___ Data supplied

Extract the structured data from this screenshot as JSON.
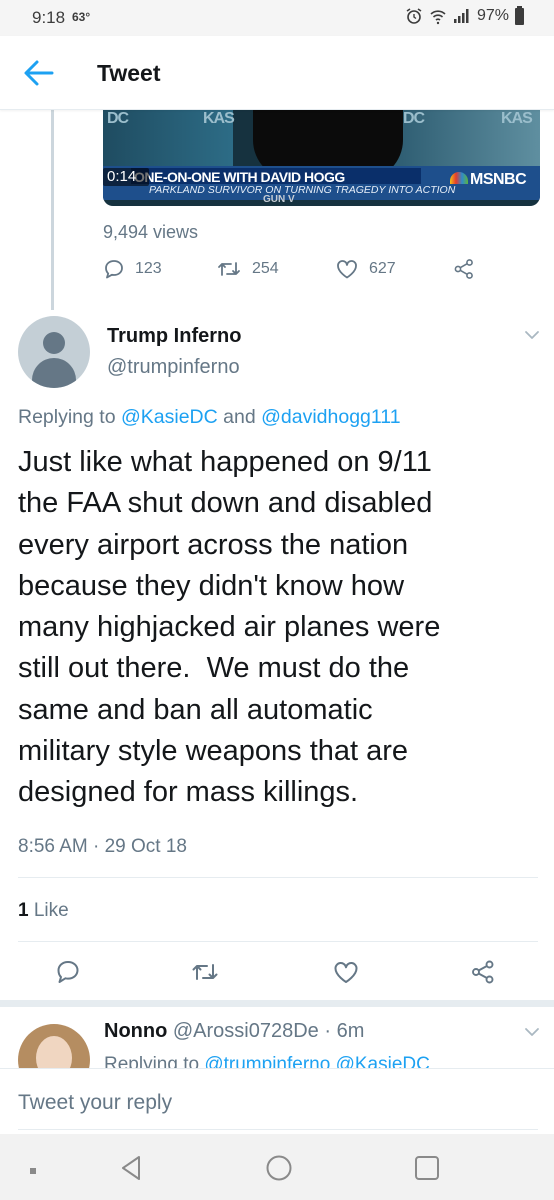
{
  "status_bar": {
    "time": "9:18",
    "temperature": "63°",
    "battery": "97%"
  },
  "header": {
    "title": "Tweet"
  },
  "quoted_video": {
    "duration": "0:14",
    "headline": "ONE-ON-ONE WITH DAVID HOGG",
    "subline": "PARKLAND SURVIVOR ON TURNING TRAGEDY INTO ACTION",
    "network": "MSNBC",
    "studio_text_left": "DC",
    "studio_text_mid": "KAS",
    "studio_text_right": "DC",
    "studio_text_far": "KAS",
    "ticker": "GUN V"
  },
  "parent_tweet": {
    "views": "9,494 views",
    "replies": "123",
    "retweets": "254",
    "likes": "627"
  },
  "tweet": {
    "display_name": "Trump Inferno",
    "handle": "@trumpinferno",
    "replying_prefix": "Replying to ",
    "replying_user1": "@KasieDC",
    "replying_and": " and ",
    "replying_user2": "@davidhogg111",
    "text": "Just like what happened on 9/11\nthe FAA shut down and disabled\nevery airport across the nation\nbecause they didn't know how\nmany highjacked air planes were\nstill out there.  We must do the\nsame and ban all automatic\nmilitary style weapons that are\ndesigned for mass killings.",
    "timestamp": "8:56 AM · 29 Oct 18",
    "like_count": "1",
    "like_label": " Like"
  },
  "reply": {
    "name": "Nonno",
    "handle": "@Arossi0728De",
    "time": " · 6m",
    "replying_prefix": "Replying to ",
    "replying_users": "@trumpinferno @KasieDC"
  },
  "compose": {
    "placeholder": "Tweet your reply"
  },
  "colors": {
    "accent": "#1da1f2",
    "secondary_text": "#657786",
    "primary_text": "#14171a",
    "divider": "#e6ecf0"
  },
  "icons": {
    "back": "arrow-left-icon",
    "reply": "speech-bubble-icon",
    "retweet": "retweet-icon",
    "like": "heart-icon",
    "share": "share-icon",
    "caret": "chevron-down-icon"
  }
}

______

Quote each record exactly as it stands, minus the pictures.

» Output of the exercise:
Extract the structured data from this screenshot as JSON.
{
  "status_bar": {
    "time": "9:18",
    "temperature": "63°",
    "battery": "97%"
  },
  "header": {
    "title": "Tweet"
  },
  "quoted_video": {
    "duration": "0:14",
    "headline": "ONE-ON-ONE WITH DAVID HOGG",
    "subline": "PARKLAND SURVIVOR ON TURNING TRAGEDY INTO ACTION",
    "network": "MSNBC",
    "studio_text_left": "DC",
    "studio_text_mid": "KAS",
    "studio_text_right": "DC",
    "studio_text_far": "KAS",
    "ticker": "GUN V"
  },
  "parent_tweet": {
    "views": "9,494 views",
    "replies": "123",
    "retweets": "254",
    "likes": "627"
  },
  "tweet": {
    "display_name": "Trump Inferno",
    "handle": "@trumpinferno",
    "replying_prefix": "Replying to ",
    "replying_user1": "@KasieDC",
    "replying_and": " and ",
    "replying_user2": "@davidhogg111",
    "text": "Just like what happened on 9/11\nthe FAA shut down and disabled\nevery airport across the nation\nbecause they didn't know how\nmany highjacked air planes were\nstill out there.  We must do the\nsame and ban all automatic\nmilitary style weapons that are\ndesigned for mass killings.",
    "timestamp": "8:56 AM · 29 Oct 18",
    "like_count": "1",
    "like_label": " Like"
  },
  "reply": {
    "name": "Nonno",
    "handle": "@Arossi0728De",
    "time": " · 6m",
    "replying_prefix": "Replying to ",
    "replying_users": "@trumpinferno @KasieDC"
  },
  "compose": {
    "placeholder": "Tweet your reply"
  },
  "colors": {
    "accent": "#1da1f2",
    "secondary_text": "#657786",
    "primary_text": "#14171a",
    "divider": "#e6ecf0"
  },
  "icons": {
    "back": "arrow-left-icon",
    "reply": "speech-bubble-icon",
    "retweet": "retweet-icon",
    "like": "heart-icon",
    "share": "share-icon",
    "caret": "chevron-down-icon"
  }
}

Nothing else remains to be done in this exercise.